» **Task requirements**: Rewrite the records below, changing every "Patent image size" to "Figure dimensions" and keeping everything else the same. Omit the pictures from your answer.

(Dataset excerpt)
——————————
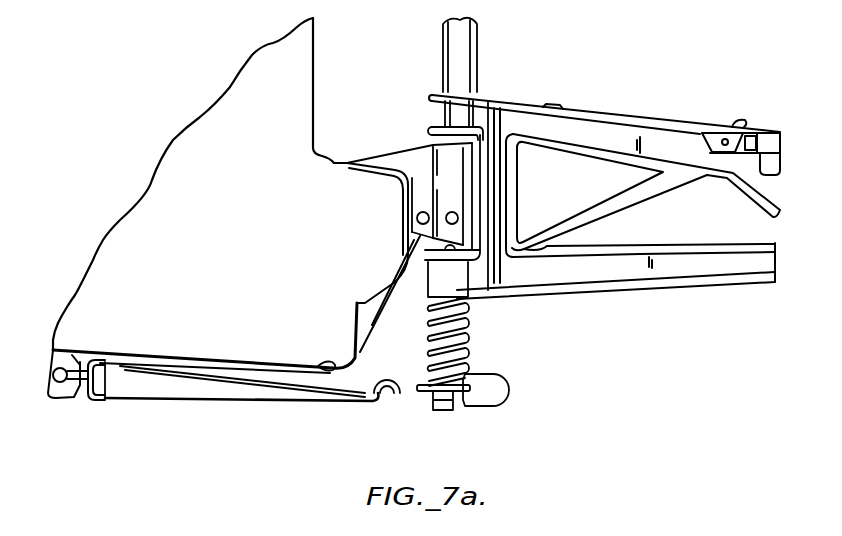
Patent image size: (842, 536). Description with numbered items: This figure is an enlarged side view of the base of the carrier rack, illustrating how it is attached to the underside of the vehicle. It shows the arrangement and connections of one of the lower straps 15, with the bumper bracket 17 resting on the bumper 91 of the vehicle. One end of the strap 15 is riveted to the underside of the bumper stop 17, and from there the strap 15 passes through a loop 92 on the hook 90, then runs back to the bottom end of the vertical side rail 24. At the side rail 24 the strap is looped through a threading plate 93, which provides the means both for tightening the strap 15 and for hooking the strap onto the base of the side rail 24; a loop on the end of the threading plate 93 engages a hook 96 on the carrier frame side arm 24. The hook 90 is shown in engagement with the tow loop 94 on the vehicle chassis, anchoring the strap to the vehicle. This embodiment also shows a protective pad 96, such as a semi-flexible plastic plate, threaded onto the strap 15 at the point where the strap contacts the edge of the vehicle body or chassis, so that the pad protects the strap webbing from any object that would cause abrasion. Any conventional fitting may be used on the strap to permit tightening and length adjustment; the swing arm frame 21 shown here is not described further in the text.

The lower strap 15 is at (242, 402).
The bumper bracket 17 is at (407, 143).
The swing arm frame 21 is at (612, 120).
The vertical side rail 24 is at (479, 55).
The hook 90 is at (77, 394).
The bumper 91 is at (392, 234).
The loop 92 is at (102, 401).
The threading plate 93 is at (408, 398).
The tow loop 94 is at (52, 396).
The hook / protective pad 96 is at (332, 362).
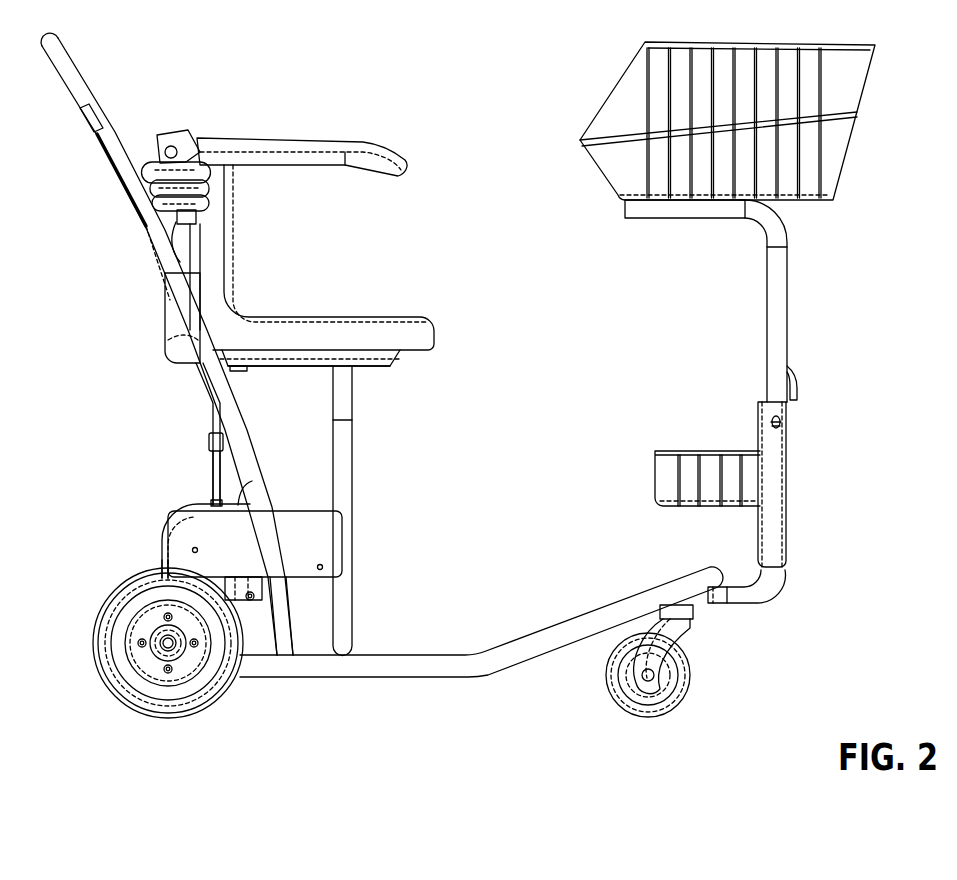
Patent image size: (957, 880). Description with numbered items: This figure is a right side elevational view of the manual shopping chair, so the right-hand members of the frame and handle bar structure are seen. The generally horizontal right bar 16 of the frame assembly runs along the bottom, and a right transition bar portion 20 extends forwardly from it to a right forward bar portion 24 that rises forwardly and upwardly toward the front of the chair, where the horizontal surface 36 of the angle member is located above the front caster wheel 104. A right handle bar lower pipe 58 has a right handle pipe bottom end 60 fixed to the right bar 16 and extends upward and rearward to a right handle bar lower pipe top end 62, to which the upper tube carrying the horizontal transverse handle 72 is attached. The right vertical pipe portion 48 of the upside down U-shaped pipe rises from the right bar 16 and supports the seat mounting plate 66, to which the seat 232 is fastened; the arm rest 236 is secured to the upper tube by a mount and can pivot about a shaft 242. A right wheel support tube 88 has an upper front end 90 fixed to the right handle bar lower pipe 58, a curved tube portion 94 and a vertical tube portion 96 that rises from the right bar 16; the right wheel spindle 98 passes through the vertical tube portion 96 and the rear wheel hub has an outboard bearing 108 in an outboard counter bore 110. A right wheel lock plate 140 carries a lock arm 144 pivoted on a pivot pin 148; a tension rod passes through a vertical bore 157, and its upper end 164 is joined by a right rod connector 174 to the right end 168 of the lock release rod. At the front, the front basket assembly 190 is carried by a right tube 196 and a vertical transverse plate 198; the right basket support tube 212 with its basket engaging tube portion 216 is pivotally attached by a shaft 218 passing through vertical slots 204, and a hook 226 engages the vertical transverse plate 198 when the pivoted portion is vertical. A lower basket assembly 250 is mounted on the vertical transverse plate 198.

The horizontal transverse handle 72 is at (62, 48).
The shaft 242 is at (172, 135).
The arm rest 236 is at (350, 138).
The seat 232 is at (370, 317).
The seat mounting plate 66 is at (376, 368).
The right vertical pipe portion 48 is at (352, 452).
The right handle bar lower pipe top end 62 is at (172, 340).
The right end of lock release rod 168 is at (213, 416).
The right rod connector 174 is at (209, 442).
The upper end of tension rod 164 is at (213, 470).
The vertical bore 157 is at (211, 504).
The curved tube portion 94 is at (176, 510).
The right wheel support tube 88 is at (163, 546).
The vertical tube portion 96 is at (162, 562).
The right wheel lock plate 140 is at (342, 556).
The lock arm 144 is at (232, 596).
The pivot pin 148 is at (251, 592).
The upper front end 90 is at (252, 481).
The right wheel spindle 98 is at (168, 650).
The outboard counter bore 110 is at (152, 638).
The outboard bearing 108 is at (176, 650).
The right bar 16 is at (352, 677).
The right transition bar portion 20 is at (462, 677).
The right forward bar portion 24 is at (640, 598).
The right handle pipe bottom end 60 is at (284, 658).
The right handle bar lower pipe 58 is at (288, 612).
The front basket assembly 190 is at (596, 78).
The basket engaging tube portion 216 is at (655, 218).
The right basket support tube 212 is at (766, 300).
The hook 226 is at (797, 384).
The vertical transverse plate 198 is at (787, 492).
The shaft 218 is at (780, 421).
The vertical slots 204 is at (781, 428).
The lower basket assembly 250 is at (690, 451).
The right tube 196 is at (768, 594).
The horizontal surface 36 is at (713, 604).
The caster wheel 104 is at (691, 678).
——————————
» **Task response**:
Figure dimensions: (842, 536). Description with numbered items: This figure is an enlarged side view of the base of the carrier rack, illustrating how it is attached to the underside of the vehicle. It shows the arrangement and connections of one of the lower straps 15, with the bumper bracket 17 resting on the bumper 91 of the vehicle. One end of the strap 15 is riveted to the underside of the bumper stop 17, and from there the strap 15 passes through a loop 92 on the hook 90, then runs back to the bottom end of the vertical side rail 24. At the side rail 24 the strap is looped through a threading plate 93, which provides the means both for tightening the strap 15 and for hooking the strap onto the base of the side rail 24; a loop on the end of the threading plate 93 engages a hook 96 on the carrier frame side arm 24. The hook 90 is shown in engagement with the tow loop 94 on the vehicle chassis, anchoring the strap to the vehicle. This embodiment also shows a protective pad 96, such as a semi-flexible plastic plate, threaded onto the strap 15 at the point where the strap contacts the edge of the vehicle body or chassis, so that the pad protects the strap webbing from any object that would cause abrasion. Any conventional fitting may be used on the strap to permit tightening and length adjustment; the swing arm frame 21 shown here is not described further in the text.

The lower strap 15 is at (242, 402).
The bumper bracket 17 is at (407, 143).
The swing arm frame 21 is at (612, 120).
The vertical side rail 24 is at (479, 55).
The hook 90 is at (77, 394).
The bumper 91 is at (392, 234).
The loop 92 is at (102, 401).
The threading plate 93 is at (408, 398).
The tow loop 94 is at (52, 396).
The hook / protective pad 96 is at (332, 362).
Figure dimensions: (957, 880). Description with numbered items: This figure is a right side elevational view of the manual shopping chair, so the right-hand members of the frame and handle bar structure are seen. The generally horizontal right bar 16 of the frame assembly runs along the bottom, and a right transition bar portion 20 extends forwardly from it to a right forward bar portion 24 that rises forwardly and upwardly toward the front of the chair, where the horizontal surface 36 of the angle member is located above the front caster wheel 104. A right handle bar lower pipe 58 has a right handle pipe bottom end 60 fixed to the right bar 16 and extends upward and rearward to a right handle bar lower pipe top end 62, to which the upper tube carrying the horizontal transverse handle 72 is attached. The right vertical pipe portion 48 of the upside down U-shaped pipe rises from the right bar 16 and supports the seat mounting plate 66, to which the seat 232 is fastened; the arm rest 236 is secured to the upper tube by a mount and can pivot about a shaft 242. A right wheel support tube 88 has an upper front end 90 fixed to the right handle bar lower pipe 58, a curved tube portion 94 and a vertical tube portion 96 that rises from the right bar 16; the right wheel spindle 98 passes through the vertical tube portion 96 and the rear wheel hub has an outboard bearing 108 in an outboard counter bore 110. A right wheel lock plate 140 carries a lock arm 144 pivoted on a pivot pin 148; a tension rod passes through a vertical bore 157, and its upper end 164 is joined by a right rod connector 174 to the right end 168 of the lock release rod. At the front, the front basket assembly 190 is carried by a right tube 196 and a vertical transverse plate 198; the right basket support tube 212 with its basket engaging tube portion 216 is pivotally attached by a shaft 218 passing through vertical slots 204, and a hook 226 engages the vertical transverse plate 198 when the pivoted portion is vertical. A lower basket assembly 250 is mounted on the vertical transverse plate 198.

The horizontal transverse handle 72 is at (62, 48).
The shaft 242 is at (172, 135).
The arm rest 236 is at (350, 138).
The seat 232 is at (370, 317).
The seat mounting plate 66 is at (376, 368).
The right vertical pipe portion 48 is at (352, 452).
The right handle bar lower pipe top end 62 is at (172, 340).
The right end of lock release rod 168 is at (213, 416).
The right rod connector 174 is at (209, 442).
The upper end of tension rod 164 is at (213, 470).
The vertical bore 157 is at (211, 504).
The curved tube portion 94 is at (176, 510).
The right wheel support tube 88 is at (163, 546).
The vertical tube portion 96 is at (162, 562).
The right wheel lock plate 140 is at (342, 556).
The lock arm 144 is at (232, 596).
The pivot pin 148 is at (251, 592).
The upper front end 90 is at (252, 481).
The right wheel spindle 98 is at (168, 650).
The outboard counter bore 110 is at (152, 638).
The outboard bearing 108 is at (176, 650).
The right bar 16 is at (352, 677).
The right transition bar portion 20 is at (462, 677).
The right forward bar portion 24 is at (640, 598).
The right handle pipe bottom end 60 is at (284, 658).
The right handle bar lower pipe 58 is at (288, 612).
The front basket assembly 190 is at (596, 78).
The basket engaging tube portion 216 is at (655, 218).
The right basket support tube 212 is at (766, 300).
The hook 226 is at (797, 384).
The vertical transverse plate 198 is at (787, 492).
The shaft 218 is at (780, 421).
The vertical slots 204 is at (781, 428).
The lower basket assembly 250 is at (690, 451).
The right tube 196 is at (768, 594).
The horizontal surface 36 is at (713, 604).
The caster wheel 104 is at (691, 678).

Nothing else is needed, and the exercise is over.